- To do: Isolate every line in the records below with "heading" in it.
--- start Data for processing ---
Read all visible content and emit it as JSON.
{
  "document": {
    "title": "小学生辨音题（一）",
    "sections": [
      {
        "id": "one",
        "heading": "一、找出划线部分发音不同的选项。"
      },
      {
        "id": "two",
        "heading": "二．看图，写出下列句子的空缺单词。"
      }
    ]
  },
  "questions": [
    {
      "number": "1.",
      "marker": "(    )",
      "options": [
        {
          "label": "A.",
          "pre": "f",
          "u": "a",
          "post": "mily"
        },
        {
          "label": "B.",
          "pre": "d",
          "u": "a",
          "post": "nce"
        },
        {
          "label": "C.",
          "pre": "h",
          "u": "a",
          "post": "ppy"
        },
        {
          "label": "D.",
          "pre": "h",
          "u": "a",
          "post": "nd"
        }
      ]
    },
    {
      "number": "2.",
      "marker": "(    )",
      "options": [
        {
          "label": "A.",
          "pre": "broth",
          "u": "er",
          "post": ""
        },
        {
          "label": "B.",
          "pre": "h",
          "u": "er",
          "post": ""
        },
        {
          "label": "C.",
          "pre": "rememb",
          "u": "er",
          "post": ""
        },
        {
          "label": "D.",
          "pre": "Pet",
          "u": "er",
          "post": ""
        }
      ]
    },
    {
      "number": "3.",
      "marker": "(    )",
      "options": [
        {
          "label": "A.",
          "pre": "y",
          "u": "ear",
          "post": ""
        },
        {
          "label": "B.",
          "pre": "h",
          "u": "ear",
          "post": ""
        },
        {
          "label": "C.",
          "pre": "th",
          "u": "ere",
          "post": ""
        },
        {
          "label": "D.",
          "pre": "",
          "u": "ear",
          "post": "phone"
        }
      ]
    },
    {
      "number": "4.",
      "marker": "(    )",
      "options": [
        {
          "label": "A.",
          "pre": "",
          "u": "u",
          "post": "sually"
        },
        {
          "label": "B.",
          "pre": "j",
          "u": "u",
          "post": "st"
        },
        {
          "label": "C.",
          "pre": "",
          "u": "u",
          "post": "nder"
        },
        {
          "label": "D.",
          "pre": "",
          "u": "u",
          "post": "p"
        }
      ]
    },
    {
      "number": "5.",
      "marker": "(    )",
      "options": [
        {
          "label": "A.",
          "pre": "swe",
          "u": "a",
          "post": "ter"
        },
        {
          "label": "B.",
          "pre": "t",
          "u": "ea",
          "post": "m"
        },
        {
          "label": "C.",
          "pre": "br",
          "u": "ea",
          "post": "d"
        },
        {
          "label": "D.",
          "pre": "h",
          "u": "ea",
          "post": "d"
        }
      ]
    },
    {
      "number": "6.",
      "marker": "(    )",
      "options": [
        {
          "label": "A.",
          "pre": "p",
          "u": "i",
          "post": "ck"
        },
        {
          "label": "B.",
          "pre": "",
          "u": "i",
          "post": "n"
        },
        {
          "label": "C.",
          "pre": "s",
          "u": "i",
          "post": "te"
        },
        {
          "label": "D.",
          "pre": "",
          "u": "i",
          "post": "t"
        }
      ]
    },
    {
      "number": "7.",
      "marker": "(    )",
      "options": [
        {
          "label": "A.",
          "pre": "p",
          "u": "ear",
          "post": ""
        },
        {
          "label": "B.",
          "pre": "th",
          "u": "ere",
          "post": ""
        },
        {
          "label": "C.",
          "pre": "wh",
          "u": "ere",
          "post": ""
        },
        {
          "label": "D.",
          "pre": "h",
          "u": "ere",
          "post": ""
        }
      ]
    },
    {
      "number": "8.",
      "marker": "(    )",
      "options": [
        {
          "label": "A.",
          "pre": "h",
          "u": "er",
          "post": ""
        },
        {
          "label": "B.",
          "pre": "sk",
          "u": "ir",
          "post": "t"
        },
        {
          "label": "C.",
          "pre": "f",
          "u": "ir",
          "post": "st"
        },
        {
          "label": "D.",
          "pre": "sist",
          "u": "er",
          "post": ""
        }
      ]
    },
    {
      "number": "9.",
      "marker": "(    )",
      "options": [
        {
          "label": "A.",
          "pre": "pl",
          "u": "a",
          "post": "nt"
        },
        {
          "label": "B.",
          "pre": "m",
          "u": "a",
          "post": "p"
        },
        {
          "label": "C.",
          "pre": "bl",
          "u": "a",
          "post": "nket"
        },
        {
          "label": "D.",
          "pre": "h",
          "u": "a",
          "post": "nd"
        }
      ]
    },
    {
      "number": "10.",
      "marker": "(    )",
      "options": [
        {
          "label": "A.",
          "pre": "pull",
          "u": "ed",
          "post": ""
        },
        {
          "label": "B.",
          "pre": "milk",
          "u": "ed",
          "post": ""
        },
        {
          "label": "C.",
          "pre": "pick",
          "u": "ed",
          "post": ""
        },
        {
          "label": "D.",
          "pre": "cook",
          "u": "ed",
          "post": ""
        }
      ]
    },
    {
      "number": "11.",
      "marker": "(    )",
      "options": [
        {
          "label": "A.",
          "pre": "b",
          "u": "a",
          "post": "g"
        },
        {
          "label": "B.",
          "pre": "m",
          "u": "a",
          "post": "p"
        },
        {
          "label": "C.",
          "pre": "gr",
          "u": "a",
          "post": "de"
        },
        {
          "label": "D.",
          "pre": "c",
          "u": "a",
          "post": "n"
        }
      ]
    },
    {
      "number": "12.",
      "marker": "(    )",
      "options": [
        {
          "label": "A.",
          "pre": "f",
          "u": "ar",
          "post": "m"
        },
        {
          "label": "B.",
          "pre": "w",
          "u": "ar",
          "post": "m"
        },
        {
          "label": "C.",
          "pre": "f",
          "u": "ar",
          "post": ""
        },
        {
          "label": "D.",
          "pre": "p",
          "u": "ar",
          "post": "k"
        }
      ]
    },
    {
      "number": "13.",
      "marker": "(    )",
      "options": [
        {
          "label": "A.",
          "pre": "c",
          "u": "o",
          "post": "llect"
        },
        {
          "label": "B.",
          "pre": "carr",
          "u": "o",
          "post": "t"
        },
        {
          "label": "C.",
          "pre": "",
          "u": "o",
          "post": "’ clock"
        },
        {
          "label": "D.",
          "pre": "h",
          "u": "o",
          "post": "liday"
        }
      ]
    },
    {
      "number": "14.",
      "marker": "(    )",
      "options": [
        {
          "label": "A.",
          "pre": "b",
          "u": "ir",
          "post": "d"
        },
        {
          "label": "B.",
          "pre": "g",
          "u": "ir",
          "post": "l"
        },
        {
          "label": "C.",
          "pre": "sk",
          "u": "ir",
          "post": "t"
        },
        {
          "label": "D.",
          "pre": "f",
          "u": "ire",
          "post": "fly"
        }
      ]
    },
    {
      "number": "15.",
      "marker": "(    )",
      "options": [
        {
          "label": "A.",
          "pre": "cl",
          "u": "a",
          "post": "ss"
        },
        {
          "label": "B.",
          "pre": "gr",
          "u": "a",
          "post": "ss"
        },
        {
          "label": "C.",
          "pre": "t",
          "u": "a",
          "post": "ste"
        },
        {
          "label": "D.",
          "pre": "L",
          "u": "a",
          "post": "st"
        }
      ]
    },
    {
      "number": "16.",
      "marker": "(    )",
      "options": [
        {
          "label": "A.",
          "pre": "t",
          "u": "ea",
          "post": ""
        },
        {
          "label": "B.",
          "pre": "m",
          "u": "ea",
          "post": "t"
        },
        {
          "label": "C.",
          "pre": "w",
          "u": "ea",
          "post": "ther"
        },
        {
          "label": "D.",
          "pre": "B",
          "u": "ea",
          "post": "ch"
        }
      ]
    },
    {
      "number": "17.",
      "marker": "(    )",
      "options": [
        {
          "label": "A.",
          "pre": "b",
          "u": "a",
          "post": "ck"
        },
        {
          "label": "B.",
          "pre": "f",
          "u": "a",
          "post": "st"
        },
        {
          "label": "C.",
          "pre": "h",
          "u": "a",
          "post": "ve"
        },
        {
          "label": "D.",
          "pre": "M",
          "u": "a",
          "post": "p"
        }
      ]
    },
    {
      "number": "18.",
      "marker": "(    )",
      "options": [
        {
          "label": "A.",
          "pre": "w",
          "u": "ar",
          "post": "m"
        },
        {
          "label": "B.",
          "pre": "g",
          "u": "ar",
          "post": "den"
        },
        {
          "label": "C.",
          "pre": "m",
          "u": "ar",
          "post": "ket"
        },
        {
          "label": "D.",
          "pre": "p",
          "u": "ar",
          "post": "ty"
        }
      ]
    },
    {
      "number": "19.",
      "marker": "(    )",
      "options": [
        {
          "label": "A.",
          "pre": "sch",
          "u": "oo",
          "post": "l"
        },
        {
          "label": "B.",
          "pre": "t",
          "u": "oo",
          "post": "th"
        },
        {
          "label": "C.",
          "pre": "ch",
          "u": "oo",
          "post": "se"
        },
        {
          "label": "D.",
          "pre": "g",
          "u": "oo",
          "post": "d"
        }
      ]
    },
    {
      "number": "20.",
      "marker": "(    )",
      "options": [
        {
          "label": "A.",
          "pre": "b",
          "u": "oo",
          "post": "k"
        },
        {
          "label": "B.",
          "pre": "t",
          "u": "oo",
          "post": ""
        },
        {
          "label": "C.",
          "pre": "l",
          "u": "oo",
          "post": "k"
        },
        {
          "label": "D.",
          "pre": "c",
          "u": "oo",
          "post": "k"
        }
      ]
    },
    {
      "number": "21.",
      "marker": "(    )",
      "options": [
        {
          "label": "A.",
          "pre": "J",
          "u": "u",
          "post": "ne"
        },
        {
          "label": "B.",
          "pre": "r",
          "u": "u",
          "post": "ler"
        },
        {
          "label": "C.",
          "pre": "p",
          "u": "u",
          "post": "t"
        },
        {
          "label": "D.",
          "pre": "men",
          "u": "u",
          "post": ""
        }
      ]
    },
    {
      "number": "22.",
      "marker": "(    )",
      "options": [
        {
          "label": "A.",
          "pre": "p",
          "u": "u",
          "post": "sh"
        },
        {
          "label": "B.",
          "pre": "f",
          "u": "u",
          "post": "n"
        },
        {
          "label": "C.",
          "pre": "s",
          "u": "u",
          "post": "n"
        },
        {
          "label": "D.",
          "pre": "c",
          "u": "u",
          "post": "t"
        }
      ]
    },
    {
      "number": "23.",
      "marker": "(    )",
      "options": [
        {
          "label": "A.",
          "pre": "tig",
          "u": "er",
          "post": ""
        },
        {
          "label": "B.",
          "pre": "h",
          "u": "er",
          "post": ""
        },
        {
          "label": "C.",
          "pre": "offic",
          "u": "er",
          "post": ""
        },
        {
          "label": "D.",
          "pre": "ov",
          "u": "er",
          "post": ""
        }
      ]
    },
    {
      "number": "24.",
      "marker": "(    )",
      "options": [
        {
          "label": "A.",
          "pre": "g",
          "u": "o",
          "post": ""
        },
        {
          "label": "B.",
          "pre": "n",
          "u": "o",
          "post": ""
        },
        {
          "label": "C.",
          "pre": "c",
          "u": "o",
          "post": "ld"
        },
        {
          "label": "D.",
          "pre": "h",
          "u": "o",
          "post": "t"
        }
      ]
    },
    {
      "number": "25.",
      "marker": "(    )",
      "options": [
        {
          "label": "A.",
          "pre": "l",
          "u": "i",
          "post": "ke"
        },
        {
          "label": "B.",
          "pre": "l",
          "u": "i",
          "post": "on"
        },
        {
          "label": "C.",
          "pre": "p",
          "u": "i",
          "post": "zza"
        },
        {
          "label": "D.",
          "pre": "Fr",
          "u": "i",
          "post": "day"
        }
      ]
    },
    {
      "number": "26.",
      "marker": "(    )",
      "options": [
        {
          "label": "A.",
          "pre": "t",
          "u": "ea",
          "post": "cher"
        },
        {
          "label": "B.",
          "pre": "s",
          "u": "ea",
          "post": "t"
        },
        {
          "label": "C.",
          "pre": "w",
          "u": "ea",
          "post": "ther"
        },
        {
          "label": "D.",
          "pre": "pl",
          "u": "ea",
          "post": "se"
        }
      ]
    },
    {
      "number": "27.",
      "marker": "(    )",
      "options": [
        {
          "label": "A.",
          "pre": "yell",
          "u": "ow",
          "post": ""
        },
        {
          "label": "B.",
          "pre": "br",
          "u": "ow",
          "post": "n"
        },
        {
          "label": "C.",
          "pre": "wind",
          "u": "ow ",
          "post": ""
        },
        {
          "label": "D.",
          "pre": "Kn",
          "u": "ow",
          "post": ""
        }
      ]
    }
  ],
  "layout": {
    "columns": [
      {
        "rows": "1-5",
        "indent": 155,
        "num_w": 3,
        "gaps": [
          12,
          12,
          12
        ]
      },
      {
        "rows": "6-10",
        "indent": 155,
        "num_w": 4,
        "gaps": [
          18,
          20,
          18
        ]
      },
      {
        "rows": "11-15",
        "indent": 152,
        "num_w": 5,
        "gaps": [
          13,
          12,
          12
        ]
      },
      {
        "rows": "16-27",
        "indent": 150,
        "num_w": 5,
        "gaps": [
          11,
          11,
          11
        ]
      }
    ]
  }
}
--- end Data for processing ---
- Exercise solution:
        "heading": "一、找出划线部分发音不同的选项。"
        "heading": "二．看图，写出下列句子的空缺单词。"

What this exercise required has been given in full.